[Job]: Going through the material below, please gather all lines with the word "niveau" in them.

[Supplied material]:
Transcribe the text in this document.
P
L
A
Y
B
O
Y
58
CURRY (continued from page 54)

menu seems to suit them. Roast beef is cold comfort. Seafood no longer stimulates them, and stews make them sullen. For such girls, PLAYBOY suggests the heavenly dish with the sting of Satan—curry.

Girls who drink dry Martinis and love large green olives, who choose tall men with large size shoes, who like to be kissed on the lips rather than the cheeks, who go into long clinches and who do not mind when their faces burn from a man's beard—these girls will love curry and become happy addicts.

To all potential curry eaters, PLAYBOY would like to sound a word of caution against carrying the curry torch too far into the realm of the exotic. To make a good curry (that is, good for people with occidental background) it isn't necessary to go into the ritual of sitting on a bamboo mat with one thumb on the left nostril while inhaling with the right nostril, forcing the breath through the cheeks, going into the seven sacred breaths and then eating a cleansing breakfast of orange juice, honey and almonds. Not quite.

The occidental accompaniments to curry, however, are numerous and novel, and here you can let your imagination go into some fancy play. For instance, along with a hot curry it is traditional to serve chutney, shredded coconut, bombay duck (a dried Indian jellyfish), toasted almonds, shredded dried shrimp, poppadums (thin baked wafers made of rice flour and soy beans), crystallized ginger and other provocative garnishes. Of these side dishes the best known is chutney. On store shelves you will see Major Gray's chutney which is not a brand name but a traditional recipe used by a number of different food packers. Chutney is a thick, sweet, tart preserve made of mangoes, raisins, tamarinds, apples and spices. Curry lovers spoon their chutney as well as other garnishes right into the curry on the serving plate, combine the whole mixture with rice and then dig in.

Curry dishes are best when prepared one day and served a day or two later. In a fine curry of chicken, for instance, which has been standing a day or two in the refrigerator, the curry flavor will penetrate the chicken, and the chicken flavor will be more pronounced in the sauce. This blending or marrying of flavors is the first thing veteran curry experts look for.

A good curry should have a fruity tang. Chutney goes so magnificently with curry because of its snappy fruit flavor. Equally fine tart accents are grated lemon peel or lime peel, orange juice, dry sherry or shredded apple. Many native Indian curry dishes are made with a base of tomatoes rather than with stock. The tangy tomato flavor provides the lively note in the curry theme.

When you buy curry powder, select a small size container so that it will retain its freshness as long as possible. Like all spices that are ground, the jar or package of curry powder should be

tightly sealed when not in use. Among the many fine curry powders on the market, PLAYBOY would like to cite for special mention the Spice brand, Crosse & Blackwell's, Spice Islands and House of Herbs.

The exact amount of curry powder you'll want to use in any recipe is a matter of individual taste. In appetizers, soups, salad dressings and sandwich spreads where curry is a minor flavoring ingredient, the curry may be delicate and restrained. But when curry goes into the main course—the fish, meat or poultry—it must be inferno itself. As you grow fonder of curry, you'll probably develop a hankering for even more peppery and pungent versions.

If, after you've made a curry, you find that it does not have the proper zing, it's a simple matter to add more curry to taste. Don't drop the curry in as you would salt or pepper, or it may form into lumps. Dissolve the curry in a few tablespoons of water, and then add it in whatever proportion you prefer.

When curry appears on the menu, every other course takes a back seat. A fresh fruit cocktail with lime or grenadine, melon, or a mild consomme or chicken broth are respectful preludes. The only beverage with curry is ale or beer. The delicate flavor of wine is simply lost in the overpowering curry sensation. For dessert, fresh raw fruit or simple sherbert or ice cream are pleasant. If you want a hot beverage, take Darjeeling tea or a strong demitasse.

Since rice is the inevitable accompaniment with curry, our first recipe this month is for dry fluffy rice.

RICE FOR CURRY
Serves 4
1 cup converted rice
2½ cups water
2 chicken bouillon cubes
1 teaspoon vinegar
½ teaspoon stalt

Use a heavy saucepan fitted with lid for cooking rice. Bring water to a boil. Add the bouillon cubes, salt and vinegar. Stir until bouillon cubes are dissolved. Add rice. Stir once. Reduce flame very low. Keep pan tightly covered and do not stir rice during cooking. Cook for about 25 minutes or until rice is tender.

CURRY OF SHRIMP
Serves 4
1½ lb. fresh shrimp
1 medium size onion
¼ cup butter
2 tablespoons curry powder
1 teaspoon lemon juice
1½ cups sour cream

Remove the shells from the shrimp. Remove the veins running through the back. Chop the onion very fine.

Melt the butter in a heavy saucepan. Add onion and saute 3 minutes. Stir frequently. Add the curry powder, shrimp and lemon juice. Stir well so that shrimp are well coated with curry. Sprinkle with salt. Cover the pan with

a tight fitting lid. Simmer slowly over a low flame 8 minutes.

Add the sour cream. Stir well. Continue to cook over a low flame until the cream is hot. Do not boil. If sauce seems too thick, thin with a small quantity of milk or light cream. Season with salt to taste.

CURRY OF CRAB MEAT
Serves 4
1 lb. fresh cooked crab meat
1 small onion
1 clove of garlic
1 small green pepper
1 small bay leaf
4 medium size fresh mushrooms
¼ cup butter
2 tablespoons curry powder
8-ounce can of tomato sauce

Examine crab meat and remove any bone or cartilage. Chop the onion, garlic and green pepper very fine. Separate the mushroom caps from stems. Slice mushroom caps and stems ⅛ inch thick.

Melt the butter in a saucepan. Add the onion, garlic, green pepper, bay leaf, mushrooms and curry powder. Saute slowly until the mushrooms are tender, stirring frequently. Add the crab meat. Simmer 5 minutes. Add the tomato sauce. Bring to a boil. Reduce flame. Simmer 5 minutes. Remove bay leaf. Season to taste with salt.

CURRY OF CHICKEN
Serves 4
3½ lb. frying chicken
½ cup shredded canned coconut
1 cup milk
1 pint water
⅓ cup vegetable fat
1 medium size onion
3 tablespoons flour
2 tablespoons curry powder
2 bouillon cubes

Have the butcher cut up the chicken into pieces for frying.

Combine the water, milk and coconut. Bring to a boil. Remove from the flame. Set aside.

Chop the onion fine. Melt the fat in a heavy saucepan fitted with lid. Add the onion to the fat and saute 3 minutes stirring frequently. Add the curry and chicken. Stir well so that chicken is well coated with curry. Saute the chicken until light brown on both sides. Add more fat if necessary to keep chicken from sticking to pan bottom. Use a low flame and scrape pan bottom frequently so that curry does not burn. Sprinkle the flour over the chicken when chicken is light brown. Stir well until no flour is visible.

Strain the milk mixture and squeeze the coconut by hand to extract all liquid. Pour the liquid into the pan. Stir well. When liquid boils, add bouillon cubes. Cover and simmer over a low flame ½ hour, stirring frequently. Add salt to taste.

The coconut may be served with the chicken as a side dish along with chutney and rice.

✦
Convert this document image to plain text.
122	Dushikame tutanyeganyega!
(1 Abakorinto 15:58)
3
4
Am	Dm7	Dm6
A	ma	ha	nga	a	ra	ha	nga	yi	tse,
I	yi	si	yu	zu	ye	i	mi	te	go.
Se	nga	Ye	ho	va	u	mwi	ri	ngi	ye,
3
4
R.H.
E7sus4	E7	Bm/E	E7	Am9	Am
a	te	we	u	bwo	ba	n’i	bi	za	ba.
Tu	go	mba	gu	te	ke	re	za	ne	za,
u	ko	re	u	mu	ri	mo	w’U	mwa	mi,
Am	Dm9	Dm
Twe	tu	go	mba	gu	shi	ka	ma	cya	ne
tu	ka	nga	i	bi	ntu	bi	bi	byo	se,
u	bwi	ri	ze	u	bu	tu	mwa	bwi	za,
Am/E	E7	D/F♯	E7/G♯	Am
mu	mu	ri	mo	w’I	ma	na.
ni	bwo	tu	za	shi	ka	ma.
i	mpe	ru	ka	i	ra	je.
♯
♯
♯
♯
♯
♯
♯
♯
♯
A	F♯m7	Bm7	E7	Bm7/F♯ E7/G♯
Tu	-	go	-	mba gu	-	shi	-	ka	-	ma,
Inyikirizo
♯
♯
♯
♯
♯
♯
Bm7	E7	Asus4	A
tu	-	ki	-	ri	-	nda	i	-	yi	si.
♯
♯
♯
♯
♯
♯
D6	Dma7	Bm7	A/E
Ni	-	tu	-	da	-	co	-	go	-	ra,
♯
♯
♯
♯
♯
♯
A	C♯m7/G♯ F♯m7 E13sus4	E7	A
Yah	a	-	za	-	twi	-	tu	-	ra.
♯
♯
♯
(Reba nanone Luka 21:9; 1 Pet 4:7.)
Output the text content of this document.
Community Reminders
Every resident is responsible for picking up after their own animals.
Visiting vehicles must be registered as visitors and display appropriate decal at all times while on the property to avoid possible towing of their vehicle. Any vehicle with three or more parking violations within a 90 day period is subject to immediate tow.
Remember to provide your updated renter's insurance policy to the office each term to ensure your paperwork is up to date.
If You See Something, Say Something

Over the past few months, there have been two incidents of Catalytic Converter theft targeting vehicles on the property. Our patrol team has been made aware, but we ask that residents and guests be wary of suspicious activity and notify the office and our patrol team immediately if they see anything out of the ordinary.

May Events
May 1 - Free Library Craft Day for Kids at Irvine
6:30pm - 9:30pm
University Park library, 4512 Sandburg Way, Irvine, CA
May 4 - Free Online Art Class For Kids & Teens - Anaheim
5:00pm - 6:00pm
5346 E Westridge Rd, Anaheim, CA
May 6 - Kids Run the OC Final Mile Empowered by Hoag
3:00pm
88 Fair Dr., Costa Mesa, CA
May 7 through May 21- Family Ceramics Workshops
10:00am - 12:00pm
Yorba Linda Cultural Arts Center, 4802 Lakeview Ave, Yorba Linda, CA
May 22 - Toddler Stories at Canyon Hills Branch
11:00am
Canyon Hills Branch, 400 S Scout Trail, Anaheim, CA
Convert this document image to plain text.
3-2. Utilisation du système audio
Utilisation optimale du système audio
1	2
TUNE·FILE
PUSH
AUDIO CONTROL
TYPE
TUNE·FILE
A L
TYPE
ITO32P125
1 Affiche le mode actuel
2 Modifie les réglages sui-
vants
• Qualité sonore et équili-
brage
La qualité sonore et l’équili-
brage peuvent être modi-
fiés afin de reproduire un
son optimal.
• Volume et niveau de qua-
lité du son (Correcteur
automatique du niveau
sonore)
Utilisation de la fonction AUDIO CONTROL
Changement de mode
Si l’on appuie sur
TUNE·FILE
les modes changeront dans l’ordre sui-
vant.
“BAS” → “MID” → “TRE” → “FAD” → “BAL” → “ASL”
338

[The response]:
• Volume et niveau de qua-
automatique du niveau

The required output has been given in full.